Chart and figure data

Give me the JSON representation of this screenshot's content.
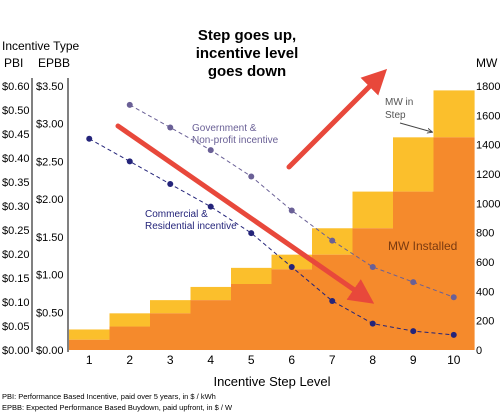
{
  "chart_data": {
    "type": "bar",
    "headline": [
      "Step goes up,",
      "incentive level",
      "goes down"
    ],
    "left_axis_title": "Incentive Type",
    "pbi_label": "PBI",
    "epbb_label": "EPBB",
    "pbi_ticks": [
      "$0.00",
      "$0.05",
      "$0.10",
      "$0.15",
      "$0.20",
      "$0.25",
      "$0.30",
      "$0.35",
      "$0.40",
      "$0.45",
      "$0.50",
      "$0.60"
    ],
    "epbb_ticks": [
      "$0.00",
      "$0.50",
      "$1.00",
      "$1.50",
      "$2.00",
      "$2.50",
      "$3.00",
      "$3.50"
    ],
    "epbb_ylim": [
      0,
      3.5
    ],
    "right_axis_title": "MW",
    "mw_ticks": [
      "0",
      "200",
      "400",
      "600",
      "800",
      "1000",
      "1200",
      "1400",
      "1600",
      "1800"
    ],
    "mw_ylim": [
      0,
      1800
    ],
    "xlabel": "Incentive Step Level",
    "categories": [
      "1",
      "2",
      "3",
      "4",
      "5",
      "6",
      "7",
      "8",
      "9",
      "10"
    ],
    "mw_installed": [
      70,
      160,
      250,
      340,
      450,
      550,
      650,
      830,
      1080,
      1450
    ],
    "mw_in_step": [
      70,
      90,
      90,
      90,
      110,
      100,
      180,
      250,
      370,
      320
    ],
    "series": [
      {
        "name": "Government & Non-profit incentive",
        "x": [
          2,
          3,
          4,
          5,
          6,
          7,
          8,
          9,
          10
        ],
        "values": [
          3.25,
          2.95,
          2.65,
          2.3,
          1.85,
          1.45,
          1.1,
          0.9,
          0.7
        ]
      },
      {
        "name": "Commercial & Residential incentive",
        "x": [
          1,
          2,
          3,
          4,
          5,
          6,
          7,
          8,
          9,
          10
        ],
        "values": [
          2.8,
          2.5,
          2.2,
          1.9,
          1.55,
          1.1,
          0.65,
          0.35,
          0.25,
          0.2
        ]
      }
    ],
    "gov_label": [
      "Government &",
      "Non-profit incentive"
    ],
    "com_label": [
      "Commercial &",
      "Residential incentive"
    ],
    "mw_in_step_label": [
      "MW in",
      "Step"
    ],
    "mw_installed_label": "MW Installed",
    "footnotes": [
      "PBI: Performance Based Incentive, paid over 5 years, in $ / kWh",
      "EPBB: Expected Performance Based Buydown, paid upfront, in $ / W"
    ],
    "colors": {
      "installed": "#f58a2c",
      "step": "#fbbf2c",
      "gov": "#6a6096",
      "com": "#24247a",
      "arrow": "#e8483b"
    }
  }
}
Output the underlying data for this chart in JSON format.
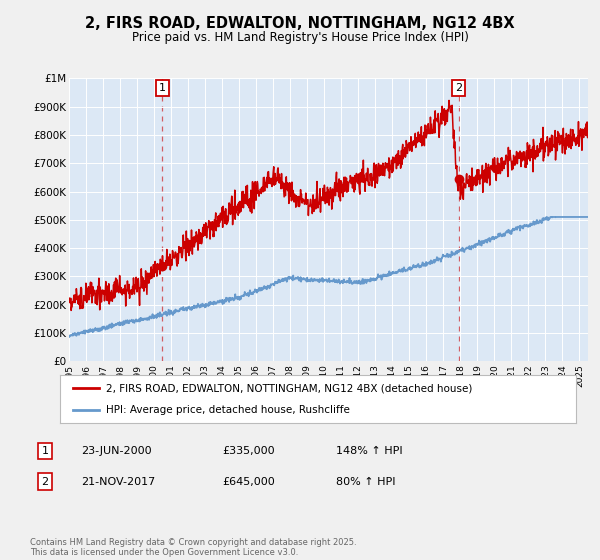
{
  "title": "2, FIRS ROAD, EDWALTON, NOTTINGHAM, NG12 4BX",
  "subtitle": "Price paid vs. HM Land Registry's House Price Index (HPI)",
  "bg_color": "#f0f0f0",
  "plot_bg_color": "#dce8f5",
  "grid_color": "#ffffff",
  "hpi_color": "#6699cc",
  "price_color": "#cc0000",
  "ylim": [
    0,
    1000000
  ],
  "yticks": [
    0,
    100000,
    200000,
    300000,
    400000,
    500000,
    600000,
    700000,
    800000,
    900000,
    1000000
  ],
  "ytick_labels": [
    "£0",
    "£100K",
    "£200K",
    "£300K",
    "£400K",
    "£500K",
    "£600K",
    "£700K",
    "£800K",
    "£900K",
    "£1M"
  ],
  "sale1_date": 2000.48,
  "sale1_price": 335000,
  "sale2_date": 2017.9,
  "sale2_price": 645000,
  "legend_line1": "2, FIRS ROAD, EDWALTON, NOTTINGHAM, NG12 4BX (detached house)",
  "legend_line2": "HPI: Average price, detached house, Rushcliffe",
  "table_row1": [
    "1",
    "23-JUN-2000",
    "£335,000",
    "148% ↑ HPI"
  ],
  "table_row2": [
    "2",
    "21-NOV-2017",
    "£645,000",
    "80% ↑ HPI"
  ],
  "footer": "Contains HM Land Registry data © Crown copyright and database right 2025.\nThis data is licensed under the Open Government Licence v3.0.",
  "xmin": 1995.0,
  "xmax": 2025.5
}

**To do:** Print all the records again exactly; do not include any picture.

**Written answer:**
Give me the JSON representation of this screenshot's content.
{
  "chart_data": {
    "type": "bar",
    "headline": [
      "Step goes up,",
      "incentive level",
      "goes down"
    ],
    "left_axis_title": "Incentive Type",
    "pbi_label": "PBI",
    "epbb_label": "EPBB",
    "pbi_ticks": [
      "$0.00",
      "$0.05",
      "$0.10",
      "$0.15",
      "$0.20",
      "$0.25",
      "$0.30",
      "$0.35",
      "$0.40",
      "$0.45",
      "$0.50",
      "$0.60"
    ],
    "epbb_ticks": [
      "$0.00",
      "$0.50",
      "$1.00",
      "$1.50",
      "$2.00",
      "$2.50",
      "$3.00",
      "$3.50"
    ],
    "epbb_ylim": [
      0,
      3.5
    ],
    "right_axis_title": "MW",
    "mw_ticks": [
      "0",
      "200",
      "400",
      "600",
      "800",
      "1000",
      "1200",
      "1400",
      "1600",
      "1800"
    ],
    "mw_ylim": [
      0,
      1800
    ],
    "xlabel": "Incentive Step Level",
    "categories": [
      "1",
      "2",
      "3",
      "4",
      "5",
      "6",
      "7",
      "8",
      "9",
      "10"
    ],
    "mw_installed": [
      70,
      160,
      250,
      340,
      450,
      550,
      650,
      830,
      1080,
      1450
    ],
    "mw_in_step": [
      70,
      90,
      90,
      90,
      110,
      100,
      180,
      250,
      370,
      320
    ],
    "series": [
      {
        "name": "Government & Non-profit incentive",
        "x": [
          2,
          3,
          4,
          5,
          6,
          7,
          8,
          9,
          10
        ],
        "values": [
          3.25,
          2.95,
          2.65,
          2.3,
          1.85,
          1.45,
          1.1,
          0.9,
          0.7
        ]
      },
      {
        "name": "Commercial & Residential incentive",
        "x": [
          1,
          2,
          3,
          4,
          5,
          6,
          7,
          8,
          9,
          10
        ],
        "values": [
          2.8,
          2.5,
          2.2,
          1.9,
          1.55,
          1.1,
          0.65,
          0.35,
          0.25,
          0.2
        ]
      }
    ],
    "gov_label": [
      "Government &",
      "Non-profit incentive"
    ],
    "com_label": [
      "Commercial &",
      "Residential incentive"
    ],
    "mw_in_step_label": [
      "MW in",
      "Step"
    ],
    "mw_installed_label": "MW Installed",
    "footnotes": [
      "PBI: Performance Based Incentive, paid over 5 years, in $ / kWh",
      "EPBB: Expected Performance Based Buydown, paid upfront, in $ / W"
    ],
    "colors": {
      "installed": "#f58a2c",
      "step": "#fbbf2c",
      "gov": "#6a6096",
      "com": "#24247a",
      "arrow": "#e8483b"
    }
  }
}
Output the underlying data for this chart in JSON format.
{
  "title": "2, FIRS ROAD, EDWALTON, NOTTINGHAM, NG12 4BX",
  "subtitle": "Price paid vs. HM Land Registry's House Price Index (HPI)",
  "bg_color": "#f0f0f0",
  "plot_bg_color": "#dce8f5",
  "grid_color": "#ffffff",
  "hpi_color": "#6699cc",
  "price_color": "#cc0000",
  "ylim": [
    0,
    1000000
  ],
  "yticks": [
    0,
    100000,
    200000,
    300000,
    400000,
    500000,
    600000,
    700000,
    800000,
    900000,
    1000000
  ],
  "ytick_labels": [
    "£0",
    "£100K",
    "£200K",
    "£300K",
    "£400K",
    "£500K",
    "£600K",
    "£700K",
    "£800K",
    "£900K",
    "£1M"
  ],
  "sale1_date": 2000.48,
  "sale1_price": 335000,
  "sale2_date": 2017.9,
  "sale2_price": 645000,
  "legend_line1": "2, FIRS ROAD, EDWALTON, NOTTINGHAM, NG12 4BX (detached house)",
  "legend_line2": "HPI: Average price, detached house, Rushcliffe",
  "table_row1": [
    "1",
    "23-JUN-2000",
    "£335,000",
    "148% ↑ HPI"
  ],
  "table_row2": [
    "2",
    "21-NOV-2017",
    "£645,000",
    "80% ↑ HPI"
  ],
  "footer": "Contains HM Land Registry data © Crown copyright and database right 2025.\nThis data is licensed under the Open Government Licence v3.0.",
  "xmin": 1995.0,
  "xmax": 2025.5
}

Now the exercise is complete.